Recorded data
——————

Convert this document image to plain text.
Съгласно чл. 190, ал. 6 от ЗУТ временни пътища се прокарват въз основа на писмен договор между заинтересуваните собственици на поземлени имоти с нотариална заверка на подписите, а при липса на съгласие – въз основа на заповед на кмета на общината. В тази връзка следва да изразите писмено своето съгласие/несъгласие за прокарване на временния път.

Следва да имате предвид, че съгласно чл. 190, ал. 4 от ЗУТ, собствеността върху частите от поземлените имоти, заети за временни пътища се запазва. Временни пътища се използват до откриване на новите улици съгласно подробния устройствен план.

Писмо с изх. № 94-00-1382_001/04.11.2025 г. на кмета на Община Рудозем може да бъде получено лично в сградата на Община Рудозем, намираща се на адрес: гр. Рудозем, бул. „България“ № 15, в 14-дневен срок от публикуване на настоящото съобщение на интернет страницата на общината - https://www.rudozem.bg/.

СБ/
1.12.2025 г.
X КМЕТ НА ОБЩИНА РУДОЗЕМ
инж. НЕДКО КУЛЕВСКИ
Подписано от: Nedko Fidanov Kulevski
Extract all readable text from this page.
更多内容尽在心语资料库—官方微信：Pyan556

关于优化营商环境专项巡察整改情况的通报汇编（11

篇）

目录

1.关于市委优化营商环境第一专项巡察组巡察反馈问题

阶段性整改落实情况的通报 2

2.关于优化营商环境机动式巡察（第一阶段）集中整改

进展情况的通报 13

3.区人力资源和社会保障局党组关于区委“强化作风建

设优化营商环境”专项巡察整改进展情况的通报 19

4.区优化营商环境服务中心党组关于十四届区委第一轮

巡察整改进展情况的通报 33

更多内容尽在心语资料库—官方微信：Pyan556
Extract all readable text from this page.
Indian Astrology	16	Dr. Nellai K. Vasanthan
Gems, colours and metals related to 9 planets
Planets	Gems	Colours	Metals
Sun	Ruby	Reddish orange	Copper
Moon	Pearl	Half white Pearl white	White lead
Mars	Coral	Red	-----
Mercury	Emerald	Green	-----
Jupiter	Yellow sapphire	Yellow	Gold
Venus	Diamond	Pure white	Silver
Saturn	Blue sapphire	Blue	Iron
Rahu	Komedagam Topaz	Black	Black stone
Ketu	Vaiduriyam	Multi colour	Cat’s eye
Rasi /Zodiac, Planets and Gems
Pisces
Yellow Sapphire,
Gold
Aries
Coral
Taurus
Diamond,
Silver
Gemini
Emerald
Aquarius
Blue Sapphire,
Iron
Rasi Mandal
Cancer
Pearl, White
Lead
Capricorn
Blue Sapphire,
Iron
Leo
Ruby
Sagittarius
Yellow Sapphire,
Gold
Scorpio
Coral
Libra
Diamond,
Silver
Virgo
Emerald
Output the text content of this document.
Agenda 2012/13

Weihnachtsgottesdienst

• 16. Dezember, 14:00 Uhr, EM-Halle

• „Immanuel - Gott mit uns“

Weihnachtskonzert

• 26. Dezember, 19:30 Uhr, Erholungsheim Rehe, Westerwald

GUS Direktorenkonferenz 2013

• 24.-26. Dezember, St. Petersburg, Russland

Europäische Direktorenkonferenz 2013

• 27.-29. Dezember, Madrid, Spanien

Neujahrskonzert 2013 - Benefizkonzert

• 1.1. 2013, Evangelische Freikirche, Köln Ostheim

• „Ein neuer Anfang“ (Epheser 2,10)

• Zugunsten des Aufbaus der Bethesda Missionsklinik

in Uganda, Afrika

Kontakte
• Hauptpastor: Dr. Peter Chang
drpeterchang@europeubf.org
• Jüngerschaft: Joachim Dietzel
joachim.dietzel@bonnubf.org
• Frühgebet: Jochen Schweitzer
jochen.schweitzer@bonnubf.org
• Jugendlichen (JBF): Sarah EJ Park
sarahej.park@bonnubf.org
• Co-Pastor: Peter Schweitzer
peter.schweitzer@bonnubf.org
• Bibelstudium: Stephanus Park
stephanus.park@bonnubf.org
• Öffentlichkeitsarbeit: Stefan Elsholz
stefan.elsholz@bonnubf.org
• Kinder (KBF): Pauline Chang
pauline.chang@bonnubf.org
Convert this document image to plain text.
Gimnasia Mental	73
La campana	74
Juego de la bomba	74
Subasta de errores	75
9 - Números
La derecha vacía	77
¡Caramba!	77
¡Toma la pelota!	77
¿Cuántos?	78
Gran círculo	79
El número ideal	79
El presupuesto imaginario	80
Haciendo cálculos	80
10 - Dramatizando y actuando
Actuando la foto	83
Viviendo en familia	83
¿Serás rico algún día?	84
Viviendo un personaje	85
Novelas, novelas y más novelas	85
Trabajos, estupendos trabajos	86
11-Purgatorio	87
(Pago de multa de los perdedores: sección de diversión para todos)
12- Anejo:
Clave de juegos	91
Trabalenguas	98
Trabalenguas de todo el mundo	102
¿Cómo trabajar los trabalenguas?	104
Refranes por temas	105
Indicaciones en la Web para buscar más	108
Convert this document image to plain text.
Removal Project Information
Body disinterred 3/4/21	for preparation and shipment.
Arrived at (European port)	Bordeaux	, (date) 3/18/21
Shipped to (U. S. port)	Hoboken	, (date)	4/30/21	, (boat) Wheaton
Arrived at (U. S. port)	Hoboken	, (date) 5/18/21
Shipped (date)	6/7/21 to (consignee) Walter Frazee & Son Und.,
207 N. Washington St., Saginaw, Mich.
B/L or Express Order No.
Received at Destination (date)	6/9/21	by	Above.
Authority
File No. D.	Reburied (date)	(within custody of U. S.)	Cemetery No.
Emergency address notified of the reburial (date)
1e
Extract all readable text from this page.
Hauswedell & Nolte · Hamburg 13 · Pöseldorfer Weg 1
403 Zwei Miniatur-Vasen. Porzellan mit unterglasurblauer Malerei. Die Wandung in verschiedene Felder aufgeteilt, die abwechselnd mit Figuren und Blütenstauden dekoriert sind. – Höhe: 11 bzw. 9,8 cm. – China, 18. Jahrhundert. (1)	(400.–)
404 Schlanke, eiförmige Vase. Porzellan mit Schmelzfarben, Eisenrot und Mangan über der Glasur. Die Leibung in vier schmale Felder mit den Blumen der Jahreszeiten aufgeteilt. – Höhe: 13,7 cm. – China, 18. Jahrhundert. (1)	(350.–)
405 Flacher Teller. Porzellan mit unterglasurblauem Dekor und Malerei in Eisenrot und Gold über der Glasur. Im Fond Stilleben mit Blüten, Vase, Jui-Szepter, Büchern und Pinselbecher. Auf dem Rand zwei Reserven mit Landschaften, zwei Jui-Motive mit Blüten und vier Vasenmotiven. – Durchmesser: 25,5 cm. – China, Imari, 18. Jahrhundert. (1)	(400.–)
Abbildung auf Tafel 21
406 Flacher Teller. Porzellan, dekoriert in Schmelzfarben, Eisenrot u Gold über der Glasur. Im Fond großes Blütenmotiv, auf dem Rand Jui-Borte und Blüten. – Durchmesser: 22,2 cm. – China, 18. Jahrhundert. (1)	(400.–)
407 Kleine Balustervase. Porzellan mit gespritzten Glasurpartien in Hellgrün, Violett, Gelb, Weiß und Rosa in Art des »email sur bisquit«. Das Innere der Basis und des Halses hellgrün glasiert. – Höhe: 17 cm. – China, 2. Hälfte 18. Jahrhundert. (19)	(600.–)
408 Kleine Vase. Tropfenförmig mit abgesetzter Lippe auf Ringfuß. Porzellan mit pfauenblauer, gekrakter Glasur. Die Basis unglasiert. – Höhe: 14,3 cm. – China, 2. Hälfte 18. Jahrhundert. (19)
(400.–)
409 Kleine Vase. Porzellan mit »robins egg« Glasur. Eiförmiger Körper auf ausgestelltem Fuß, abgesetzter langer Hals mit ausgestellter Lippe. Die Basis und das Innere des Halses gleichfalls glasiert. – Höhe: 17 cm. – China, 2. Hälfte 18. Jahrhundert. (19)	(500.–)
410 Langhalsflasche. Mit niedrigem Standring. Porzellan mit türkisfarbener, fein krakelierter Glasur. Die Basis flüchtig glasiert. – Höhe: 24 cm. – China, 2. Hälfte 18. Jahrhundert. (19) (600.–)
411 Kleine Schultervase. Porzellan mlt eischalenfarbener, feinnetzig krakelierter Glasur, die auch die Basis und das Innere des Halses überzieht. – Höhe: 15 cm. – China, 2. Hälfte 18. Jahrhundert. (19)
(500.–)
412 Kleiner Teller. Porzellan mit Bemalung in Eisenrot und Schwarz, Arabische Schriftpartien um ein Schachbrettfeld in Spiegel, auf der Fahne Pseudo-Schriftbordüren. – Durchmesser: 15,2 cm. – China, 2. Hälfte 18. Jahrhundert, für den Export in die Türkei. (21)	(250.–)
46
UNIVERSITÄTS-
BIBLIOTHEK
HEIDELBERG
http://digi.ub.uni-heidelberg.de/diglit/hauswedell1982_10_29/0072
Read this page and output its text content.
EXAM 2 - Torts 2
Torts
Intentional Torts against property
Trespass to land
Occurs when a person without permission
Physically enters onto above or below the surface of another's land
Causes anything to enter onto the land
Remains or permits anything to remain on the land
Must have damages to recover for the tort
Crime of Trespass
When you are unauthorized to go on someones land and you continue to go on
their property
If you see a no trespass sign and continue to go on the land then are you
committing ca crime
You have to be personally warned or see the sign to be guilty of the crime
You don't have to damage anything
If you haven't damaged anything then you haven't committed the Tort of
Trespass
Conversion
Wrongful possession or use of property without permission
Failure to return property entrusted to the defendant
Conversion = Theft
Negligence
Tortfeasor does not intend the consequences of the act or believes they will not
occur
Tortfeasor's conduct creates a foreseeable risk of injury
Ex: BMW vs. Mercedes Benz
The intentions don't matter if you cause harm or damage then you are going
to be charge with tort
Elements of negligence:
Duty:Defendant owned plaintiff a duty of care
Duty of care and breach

——————

Goal >>
Collect each line containing the string "abgesetzter".

Correct output >>
408 Kleine Vase. Tropfenförmig mit abgesetzter Lippe auf Ringfuß. Porzellan mit pfauenblauer, gekrakter Glasur. Die Basis unglasiert. – Höhe: 14,3 cm. – China, 2. Hälfte 18. Jahrhundert. (19)
409 Kleine Vase. Porzellan mit »robins egg« Glasur. Eiförmiger Körper auf ausgestelltem Fuß, abgesetzter langer Hals mit ausgestellter Lippe. Die Basis und das Innere des Halses gleichfalls glasiert. – Höhe: 17 cm. – China, 2. Hälfte 18. Jahrhundert. (19)	(500.–)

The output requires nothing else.